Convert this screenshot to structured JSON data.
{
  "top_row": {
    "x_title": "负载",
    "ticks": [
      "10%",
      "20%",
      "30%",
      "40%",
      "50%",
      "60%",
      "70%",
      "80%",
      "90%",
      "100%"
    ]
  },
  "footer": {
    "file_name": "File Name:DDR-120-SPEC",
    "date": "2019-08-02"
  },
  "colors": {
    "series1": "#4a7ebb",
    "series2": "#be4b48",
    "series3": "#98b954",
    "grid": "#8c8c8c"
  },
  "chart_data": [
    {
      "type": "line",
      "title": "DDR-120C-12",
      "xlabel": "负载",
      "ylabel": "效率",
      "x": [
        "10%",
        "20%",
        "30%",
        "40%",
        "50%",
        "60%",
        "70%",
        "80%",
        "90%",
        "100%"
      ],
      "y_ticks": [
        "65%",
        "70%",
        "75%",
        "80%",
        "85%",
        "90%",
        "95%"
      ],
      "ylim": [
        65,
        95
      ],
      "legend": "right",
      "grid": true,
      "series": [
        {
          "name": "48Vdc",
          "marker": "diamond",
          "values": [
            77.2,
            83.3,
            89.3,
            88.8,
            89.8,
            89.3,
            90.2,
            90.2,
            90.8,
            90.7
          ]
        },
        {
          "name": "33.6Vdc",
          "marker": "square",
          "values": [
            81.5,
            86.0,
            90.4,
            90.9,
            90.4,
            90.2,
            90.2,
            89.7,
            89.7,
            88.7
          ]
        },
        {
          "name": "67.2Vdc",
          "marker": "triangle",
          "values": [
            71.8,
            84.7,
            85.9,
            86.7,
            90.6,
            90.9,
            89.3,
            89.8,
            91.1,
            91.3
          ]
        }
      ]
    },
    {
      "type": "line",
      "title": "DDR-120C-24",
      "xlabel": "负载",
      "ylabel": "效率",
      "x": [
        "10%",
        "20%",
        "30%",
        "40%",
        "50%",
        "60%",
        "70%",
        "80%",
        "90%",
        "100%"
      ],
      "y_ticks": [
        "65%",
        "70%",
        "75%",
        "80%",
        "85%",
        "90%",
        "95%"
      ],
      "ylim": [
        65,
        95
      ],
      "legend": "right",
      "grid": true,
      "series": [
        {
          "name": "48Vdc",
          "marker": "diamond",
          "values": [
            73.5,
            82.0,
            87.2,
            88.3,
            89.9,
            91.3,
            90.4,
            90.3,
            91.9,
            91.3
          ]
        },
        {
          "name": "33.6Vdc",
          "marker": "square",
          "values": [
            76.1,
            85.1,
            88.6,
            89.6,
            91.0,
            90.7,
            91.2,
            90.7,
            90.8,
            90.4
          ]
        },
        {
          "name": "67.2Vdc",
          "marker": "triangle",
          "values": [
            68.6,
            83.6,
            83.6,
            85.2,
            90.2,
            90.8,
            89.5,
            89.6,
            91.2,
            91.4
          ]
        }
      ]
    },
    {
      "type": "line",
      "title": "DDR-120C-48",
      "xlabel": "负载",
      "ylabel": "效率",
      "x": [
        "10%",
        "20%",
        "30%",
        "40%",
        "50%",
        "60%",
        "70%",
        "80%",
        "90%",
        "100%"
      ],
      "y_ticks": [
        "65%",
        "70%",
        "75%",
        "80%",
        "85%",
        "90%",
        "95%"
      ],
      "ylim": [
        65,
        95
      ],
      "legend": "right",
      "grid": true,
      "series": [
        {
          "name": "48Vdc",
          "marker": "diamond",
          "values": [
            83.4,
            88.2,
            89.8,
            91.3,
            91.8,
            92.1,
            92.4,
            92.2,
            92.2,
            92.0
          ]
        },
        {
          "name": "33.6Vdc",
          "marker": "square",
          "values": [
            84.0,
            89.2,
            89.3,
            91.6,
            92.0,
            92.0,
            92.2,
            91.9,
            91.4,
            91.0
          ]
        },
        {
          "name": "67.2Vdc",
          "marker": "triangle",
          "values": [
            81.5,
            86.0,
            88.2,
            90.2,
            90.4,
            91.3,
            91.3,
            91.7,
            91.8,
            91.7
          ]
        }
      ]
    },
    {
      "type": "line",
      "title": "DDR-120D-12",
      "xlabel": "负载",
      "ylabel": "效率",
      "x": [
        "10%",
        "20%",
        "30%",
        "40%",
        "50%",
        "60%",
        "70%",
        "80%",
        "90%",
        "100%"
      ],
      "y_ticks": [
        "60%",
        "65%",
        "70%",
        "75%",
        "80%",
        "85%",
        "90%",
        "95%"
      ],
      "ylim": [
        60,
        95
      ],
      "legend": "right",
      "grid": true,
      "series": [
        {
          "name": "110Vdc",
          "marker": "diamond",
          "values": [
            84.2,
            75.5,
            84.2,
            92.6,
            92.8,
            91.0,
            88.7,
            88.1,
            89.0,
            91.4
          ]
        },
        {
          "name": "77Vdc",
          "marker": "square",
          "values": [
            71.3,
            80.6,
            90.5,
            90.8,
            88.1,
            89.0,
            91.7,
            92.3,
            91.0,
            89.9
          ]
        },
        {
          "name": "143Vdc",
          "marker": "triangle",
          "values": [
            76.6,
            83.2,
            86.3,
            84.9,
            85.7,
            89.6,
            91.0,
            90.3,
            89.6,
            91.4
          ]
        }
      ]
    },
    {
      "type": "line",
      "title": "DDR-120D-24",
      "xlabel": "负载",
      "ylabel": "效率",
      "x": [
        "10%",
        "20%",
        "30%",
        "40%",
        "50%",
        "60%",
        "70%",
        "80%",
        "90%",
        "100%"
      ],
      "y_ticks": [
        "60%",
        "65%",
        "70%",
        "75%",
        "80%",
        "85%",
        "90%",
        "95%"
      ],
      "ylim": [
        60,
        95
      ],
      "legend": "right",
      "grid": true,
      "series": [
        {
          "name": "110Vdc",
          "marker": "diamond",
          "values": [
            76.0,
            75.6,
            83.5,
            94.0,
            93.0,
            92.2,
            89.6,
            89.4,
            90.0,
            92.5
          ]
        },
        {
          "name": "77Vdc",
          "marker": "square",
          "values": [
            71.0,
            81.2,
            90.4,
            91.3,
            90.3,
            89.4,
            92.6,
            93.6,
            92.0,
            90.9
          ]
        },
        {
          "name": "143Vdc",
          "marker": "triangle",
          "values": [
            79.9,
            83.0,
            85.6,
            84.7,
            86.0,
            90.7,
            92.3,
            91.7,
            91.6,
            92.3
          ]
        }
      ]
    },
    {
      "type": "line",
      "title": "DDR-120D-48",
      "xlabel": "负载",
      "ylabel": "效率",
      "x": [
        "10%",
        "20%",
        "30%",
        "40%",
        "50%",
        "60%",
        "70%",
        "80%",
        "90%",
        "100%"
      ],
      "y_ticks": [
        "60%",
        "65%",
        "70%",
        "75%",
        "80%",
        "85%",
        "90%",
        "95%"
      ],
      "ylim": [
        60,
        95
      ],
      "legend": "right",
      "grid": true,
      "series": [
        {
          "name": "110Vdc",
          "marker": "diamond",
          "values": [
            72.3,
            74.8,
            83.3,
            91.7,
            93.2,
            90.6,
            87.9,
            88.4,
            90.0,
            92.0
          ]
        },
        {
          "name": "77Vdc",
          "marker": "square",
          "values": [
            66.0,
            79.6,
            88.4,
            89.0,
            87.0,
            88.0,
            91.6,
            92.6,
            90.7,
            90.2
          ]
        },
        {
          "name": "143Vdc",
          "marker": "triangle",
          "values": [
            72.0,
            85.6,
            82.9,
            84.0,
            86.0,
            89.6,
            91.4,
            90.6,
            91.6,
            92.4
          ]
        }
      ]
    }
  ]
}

──────

> **WRITTEN PROBLEM**
All of the data needs to be reproduced exactly, with no line missing.

> **OUTPUT BELOW**
Convert this screenshot to structured JSON data.
{
  "top_row": {
    "x_title": "负载",
    "ticks": [
      "10%",
      "20%",
      "30%",
      "40%",
      "50%",
      "60%",
      "70%",
      "80%",
      "90%",
      "100%"
    ]
  },
  "footer": {
    "file_name": "File Name:DDR-120-SPEC",
    "date": "2019-08-02"
  },
  "colors": {
    "series1": "#4a7ebb",
    "series2": "#be4b48",
    "series3": "#98b954",
    "grid": "#8c8c8c"
  },
  "chart_data": [
    {
      "type": "line",
      "title": "DDR-120C-12",
      "xlabel": "负载",
      "ylabel": "效率",
      "x": [
        "10%",
        "20%",
        "30%",
        "40%",
        "50%",
        "60%",
        "70%",
        "80%",
        "90%",
        "100%"
      ],
      "y_ticks": [
        "65%",
        "70%",
        "75%",
        "80%",
        "85%",
        "90%",
        "95%"
      ],
      "ylim": [
        65,
        95
      ],
      "legend": "right",
      "grid": true,
      "series": [
        {
          "name": "48Vdc",
          "marker": "diamond",
          "values": [
            77.2,
            83.3,
            89.3,
            88.8,
            89.8,
            89.3,
            90.2,
            90.2,
            90.8,
            90.7
          ]
        },
        {
          "name": "33.6Vdc",
          "marker": "square",
          "values": [
            81.5,
            86.0,
            90.4,
            90.9,
            90.4,
            90.2,
            90.2,
            89.7,
            89.7,
            88.7
          ]
        },
        {
          "name": "67.2Vdc",
          "marker": "triangle",
          "values": [
            71.8,
            84.7,
            85.9,
            86.7,
            90.6,
            90.9,
            89.3,
            89.8,
            91.1,
            91.3
          ]
        }
      ]
    },
    {
      "type": "line",
      "title": "DDR-120C-24",
      "xlabel": "负载",
      "ylabel": "效率",
      "x": [
        "10%",
        "20%",
        "30%",
        "40%",
        "50%",
        "60%",
        "70%",
        "80%",
        "90%",
        "100%"
      ],
      "y_ticks": [
        "65%",
        "70%",
        "75%",
        "80%",
        "85%",
        "90%",
        "95%"
      ],
      "ylim": [
        65,
        95
      ],
      "legend": "right",
      "grid": true,
      "series": [
        {
          "name": "48Vdc",
          "marker": "diamond",
          "values": [
            73.5,
            82.0,
            87.2,
            88.3,
            89.9,
            91.3,
            90.4,
            90.3,
            91.9,
            91.3
          ]
        },
        {
          "name": "33.6Vdc",
          "marker": "square",
          "values": [
            76.1,
            85.1,
            88.6,
            89.6,
            91.0,
            90.7,
            91.2,
            90.7,
            90.8,
            90.4
          ]
        },
        {
          "name": "67.2Vdc",
          "marker": "triangle",
          "values": [
            68.6,
            83.6,
            83.6,
            85.2,
            90.2,
            90.8,
            89.5,
            89.6,
            91.2,
            91.4
          ]
        }
      ]
    },
    {
      "type": "line",
      "title": "DDR-120C-48",
      "xlabel": "负载",
      "ylabel": "效率",
      "x": [
        "10%",
        "20%",
        "30%",
        "40%",
        "50%",
        "60%",
        "70%",
        "80%",
        "90%",
        "100%"
      ],
      "y_ticks": [
        "65%",
        "70%",
        "75%",
        "80%",
        "85%",
        "90%",
        "95%"
      ],
      "ylim": [
        65,
        95
      ],
      "legend": "right",
      "grid": true,
      "series": [
        {
          "name": "48Vdc",
          "marker": "diamond",
          "values": [
            83.4,
            88.2,
            89.8,
            91.3,
            91.8,
            92.1,
            92.4,
            92.2,
            92.2,
            92.0
          ]
        },
        {
          "name": "33.6Vdc",
          "marker": "square",
          "values": [
            84.0,
            89.2,
            89.3,
            91.6,
            92.0,
            92.0,
            92.2,
            91.9,
            91.4,
            91.0
          ]
        },
        {
          "name": "67.2Vdc",
          "marker": "triangle",
          "values": [
            81.5,
            86.0,
            88.2,
            90.2,
            90.4,
            91.3,
            91.3,
            91.7,
            91.8,
            91.7
          ]
        }
      ]
    },
    {
      "type": "line",
      "title": "DDR-120D-12",
      "xlabel": "负载",
      "ylabel": "效率",
      "x": [
        "10%",
        "20%",
        "30%",
        "40%",
        "50%",
        "60%",
        "70%",
        "80%",
        "90%",
        "100%"
      ],
      "y_ticks": [
        "60%",
        "65%",
        "70%",
        "75%",
        "80%",
        "85%",
        "90%",
        "95%"
      ],
      "ylim": [
        60,
        95
      ],
      "legend": "right",
      "grid": true,
      "series": [
        {
          "name": "110Vdc",
          "marker": "diamond",
          "values": [
            84.2,
            75.5,
            84.2,
            92.6,
            92.8,
            91.0,
            88.7,
            88.1,
            89.0,
            91.4
          ]
        },
        {
          "name": "77Vdc",
          "marker": "square",
          "values": [
            71.3,
            80.6,
            90.5,
            90.8,
            88.1,
            89.0,
            91.7,
            92.3,
            91.0,
            89.9
          ]
        },
        {
          "name": "143Vdc",
          "marker": "triangle",
          "values": [
            76.6,
            83.2,
            86.3,
            84.9,
            85.7,
            89.6,
            91.0,
            90.3,
            89.6,
            91.4
          ]
        }
      ]
    },
    {
      "type": "line",
      "title": "DDR-120D-24",
      "xlabel": "负载",
      "ylabel": "效率",
      "x": [
        "10%",
        "20%",
        "30%",
        "40%",
        "50%",
        "60%",
        "70%",
        "80%",
        "90%",
        "100%"
      ],
      "y_ticks": [
        "60%",
        "65%",
        "70%",
        "75%",
        "80%",
        "85%",
        "90%",
        "95%"
      ],
      "ylim": [
        60,
        95
      ],
      "legend": "right",
      "grid": true,
      "series": [
        {
          "name": "110Vdc",
          "marker": "diamond",
          "values": [
            76.0,
            75.6,
            83.5,
            94.0,
            93.0,
            92.2,
            89.6,
            89.4,
            90.0,
            92.5
          ]
        },
        {
          "name": "77Vdc",
          "marker": "square",
          "values": [
            71.0,
            81.2,
            90.4,
            91.3,
            90.3,
            89.4,
            92.6,
            93.6,
            92.0,
            90.9
          ]
        },
        {
          "name": "143Vdc",
          "marker": "triangle",
          "values": [
            79.9,
            83.0,
            85.6,
            84.7,
            86.0,
            90.7,
            92.3,
            91.7,
            91.6,
            92.3
          ]
        }
      ]
    },
    {
      "type": "line",
      "title": "DDR-120D-48",
      "xlabel": "负载",
      "ylabel": "效率",
      "x": [
        "10%",
        "20%",
        "30%",
        "40%",
        "50%",
        "60%",
        "70%",
        "80%",
        "90%",
        "100%"
      ],
      "y_ticks": [
        "60%",
        "65%",
        "70%",
        "75%",
        "80%",
        "85%",
        "90%",
        "95%"
      ],
      "ylim": [
        60,
        95
      ],
      "legend": "right",
      "grid": true,
      "series": [
        {
          "name": "110Vdc",
          "marker": "diamond",
          "values": [
            72.3,
            74.8,
            83.3,
            91.7,
            93.2,
            90.6,
            87.9,
            88.4,
            90.0,
            92.0
          ]
        },
        {
          "name": "77Vdc",
          "marker": "square",
          "values": [
            66.0,
            79.6,
            88.4,
            89.0,
            87.0,
            88.0,
            91.6,
            92.6,
            90.7,
            90.2
          ]
        },
        {
          "name": "143Vdc",
          "marker": "triangle",
          "values": [
            72.0,
            85.6,
            82.9,
            84.0,
            86.0,
            89.6,
            91.4,
            90.6,
            91.6,
            92.4
          ]
        }
      ]
    }
  ]
}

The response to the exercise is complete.